Locate the string "пользователя" in the records below. Copy every line where it occurs.
# START OF SOURCE RECORDS
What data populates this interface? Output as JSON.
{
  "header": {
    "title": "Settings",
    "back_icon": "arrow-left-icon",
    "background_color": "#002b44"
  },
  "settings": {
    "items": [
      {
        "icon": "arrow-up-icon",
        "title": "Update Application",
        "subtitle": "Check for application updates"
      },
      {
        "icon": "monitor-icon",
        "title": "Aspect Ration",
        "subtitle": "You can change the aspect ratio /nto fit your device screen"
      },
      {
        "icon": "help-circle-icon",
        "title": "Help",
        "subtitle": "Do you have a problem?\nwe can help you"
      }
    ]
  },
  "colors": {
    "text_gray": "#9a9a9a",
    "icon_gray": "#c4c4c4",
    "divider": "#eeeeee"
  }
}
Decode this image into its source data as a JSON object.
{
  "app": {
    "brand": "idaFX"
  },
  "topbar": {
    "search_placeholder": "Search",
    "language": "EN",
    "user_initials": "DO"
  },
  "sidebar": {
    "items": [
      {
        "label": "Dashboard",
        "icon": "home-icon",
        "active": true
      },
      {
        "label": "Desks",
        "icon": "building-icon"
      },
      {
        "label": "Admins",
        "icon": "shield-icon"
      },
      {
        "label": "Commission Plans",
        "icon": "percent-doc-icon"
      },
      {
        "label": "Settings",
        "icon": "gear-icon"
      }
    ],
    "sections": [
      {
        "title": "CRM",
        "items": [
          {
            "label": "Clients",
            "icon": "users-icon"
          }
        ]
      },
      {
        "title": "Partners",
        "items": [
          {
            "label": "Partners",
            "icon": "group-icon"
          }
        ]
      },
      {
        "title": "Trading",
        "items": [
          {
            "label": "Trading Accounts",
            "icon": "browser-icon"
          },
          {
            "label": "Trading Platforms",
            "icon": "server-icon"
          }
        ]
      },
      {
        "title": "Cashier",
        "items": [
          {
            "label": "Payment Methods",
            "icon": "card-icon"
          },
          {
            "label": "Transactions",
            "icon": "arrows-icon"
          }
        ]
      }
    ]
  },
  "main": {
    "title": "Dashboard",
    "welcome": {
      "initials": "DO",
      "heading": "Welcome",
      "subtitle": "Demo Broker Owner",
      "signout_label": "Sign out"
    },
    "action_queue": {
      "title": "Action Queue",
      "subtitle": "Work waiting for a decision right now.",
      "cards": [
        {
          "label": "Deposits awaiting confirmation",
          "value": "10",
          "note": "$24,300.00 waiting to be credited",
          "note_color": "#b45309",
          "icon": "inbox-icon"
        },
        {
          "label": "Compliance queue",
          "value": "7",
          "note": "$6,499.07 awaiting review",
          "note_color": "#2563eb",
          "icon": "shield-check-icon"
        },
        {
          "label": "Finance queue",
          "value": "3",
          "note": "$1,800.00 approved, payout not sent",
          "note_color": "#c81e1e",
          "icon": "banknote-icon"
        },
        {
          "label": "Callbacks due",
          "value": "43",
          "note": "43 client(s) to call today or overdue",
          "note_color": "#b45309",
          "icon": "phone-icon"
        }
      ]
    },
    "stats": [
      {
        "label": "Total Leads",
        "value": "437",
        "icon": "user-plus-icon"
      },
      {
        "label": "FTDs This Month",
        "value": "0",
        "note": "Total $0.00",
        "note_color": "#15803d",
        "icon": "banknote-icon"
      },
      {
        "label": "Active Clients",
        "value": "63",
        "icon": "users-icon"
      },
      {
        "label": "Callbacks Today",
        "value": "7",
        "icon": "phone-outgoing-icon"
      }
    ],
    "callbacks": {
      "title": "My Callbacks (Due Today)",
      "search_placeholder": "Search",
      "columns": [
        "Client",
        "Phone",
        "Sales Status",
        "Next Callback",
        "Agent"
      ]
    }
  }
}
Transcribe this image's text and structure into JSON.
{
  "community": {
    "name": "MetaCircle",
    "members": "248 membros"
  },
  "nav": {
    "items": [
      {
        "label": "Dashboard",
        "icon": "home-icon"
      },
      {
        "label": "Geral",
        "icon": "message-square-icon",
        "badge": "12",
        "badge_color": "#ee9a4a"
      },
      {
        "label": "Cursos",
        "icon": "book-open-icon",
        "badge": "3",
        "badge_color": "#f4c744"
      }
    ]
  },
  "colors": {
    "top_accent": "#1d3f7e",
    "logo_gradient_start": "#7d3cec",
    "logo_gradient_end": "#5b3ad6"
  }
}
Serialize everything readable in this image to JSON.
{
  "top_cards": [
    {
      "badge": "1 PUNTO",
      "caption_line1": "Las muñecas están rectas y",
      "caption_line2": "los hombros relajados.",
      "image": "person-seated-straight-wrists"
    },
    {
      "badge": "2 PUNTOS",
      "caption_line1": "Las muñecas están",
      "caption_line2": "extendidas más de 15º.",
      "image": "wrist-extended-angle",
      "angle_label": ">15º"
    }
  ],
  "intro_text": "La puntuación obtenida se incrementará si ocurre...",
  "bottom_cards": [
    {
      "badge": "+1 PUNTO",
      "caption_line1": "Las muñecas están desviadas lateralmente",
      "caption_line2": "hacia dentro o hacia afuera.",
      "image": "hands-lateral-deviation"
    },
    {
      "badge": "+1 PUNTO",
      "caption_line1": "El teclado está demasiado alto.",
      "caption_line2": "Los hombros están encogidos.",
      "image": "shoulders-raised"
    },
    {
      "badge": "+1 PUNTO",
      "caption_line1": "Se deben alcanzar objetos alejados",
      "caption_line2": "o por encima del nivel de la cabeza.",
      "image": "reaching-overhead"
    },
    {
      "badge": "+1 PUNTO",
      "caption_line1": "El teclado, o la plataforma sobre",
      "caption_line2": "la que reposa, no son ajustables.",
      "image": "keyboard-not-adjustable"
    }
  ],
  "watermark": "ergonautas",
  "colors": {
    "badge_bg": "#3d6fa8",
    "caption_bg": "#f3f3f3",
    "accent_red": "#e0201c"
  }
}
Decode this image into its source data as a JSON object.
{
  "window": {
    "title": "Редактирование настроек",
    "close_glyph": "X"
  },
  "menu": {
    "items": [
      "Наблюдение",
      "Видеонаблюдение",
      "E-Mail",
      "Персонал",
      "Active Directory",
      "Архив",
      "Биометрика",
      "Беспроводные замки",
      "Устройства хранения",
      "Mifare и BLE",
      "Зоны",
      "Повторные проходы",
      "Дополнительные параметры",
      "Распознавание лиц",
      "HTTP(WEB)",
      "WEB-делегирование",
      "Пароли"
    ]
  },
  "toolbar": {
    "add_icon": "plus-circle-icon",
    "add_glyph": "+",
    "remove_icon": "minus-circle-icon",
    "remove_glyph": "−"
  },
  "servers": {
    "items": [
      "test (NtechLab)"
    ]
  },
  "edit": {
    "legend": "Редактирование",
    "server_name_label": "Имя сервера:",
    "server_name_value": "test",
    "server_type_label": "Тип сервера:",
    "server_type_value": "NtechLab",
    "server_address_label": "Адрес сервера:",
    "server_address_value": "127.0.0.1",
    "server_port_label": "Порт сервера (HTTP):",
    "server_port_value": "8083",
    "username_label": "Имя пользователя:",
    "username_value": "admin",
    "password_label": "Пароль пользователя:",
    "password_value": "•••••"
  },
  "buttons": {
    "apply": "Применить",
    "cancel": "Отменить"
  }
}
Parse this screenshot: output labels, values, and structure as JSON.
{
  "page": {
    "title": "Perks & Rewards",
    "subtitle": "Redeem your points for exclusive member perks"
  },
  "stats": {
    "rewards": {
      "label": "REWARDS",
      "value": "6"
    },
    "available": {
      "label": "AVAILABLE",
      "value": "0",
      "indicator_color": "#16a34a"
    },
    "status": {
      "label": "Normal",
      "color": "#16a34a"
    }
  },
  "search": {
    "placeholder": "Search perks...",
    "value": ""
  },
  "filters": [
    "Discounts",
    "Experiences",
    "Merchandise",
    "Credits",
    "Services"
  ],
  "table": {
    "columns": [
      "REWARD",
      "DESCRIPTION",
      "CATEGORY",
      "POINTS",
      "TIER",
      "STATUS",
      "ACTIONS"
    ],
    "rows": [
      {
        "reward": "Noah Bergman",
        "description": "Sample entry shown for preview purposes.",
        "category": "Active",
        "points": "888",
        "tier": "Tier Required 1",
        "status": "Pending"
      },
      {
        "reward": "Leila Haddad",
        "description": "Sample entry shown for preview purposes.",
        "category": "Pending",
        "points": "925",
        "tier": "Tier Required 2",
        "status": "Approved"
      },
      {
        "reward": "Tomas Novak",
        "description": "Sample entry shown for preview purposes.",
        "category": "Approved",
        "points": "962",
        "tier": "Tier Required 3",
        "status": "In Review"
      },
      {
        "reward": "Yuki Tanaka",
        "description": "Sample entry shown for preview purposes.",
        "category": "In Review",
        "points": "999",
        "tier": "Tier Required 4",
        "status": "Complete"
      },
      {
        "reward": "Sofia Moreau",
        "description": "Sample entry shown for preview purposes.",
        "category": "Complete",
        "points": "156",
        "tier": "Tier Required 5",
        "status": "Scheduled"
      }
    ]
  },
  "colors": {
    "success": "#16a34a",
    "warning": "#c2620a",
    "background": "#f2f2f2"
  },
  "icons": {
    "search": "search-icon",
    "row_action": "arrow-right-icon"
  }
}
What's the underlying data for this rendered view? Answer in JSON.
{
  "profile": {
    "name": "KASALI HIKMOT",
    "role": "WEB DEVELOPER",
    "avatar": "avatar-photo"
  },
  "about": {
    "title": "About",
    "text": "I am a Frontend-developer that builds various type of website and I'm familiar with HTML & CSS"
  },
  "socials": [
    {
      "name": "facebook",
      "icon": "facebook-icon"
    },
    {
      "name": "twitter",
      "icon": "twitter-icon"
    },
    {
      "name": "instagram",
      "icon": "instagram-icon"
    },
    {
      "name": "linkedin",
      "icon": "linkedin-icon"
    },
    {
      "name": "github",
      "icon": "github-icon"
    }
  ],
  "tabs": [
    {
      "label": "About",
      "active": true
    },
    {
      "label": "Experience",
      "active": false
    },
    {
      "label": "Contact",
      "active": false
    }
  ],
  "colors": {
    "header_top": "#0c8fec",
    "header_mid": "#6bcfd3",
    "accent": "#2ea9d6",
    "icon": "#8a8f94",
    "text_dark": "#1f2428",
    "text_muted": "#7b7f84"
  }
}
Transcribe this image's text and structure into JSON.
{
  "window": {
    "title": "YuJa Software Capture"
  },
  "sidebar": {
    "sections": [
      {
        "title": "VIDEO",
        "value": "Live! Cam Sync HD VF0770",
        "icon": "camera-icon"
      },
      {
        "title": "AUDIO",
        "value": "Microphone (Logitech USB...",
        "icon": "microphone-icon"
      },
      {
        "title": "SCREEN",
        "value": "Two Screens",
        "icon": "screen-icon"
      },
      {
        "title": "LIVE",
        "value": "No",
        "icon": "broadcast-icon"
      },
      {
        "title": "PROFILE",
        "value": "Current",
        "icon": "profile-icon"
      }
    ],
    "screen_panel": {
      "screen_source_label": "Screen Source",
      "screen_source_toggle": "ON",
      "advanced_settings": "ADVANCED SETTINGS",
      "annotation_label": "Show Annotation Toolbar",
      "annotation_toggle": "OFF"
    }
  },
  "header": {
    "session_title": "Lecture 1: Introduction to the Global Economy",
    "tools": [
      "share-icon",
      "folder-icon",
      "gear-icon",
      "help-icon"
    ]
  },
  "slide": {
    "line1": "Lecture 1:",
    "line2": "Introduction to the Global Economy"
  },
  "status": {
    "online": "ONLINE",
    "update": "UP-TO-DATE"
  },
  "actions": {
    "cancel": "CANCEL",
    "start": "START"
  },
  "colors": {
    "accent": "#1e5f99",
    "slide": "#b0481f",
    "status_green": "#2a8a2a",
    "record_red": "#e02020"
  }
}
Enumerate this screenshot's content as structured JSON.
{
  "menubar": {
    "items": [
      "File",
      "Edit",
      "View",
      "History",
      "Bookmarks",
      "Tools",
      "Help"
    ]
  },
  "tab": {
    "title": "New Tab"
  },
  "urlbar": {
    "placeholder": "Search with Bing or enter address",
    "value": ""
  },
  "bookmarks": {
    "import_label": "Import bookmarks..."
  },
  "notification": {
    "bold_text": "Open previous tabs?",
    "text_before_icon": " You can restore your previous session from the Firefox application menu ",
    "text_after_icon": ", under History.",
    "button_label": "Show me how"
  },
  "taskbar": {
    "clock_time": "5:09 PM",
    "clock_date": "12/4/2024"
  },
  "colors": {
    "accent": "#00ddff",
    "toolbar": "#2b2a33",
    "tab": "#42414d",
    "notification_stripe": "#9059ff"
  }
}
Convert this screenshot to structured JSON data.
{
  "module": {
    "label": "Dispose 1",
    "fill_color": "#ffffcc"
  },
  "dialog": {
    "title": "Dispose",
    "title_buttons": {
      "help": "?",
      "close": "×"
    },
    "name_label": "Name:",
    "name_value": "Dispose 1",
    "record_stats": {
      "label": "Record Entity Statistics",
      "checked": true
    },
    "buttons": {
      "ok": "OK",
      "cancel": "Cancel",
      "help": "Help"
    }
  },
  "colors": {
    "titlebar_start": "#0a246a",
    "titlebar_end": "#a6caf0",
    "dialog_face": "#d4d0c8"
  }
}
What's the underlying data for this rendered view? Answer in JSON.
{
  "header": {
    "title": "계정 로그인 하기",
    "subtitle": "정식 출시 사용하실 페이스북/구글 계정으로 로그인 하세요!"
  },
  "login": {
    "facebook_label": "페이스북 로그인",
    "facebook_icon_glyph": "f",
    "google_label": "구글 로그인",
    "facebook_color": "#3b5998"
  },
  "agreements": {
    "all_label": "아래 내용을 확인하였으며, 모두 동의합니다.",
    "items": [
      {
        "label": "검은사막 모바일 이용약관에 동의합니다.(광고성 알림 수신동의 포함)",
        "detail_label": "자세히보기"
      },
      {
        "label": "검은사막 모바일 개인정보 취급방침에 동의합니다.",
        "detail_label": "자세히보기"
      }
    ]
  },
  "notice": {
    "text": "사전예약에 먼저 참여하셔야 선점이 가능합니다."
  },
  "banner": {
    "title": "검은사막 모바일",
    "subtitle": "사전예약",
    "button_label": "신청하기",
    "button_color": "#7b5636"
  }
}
# END OF SOURCE RECORDS
- **WRITTEN REPLY**:
    "username_label": "Имя пользователя:",
    "password_label": "Пароль пользователя:",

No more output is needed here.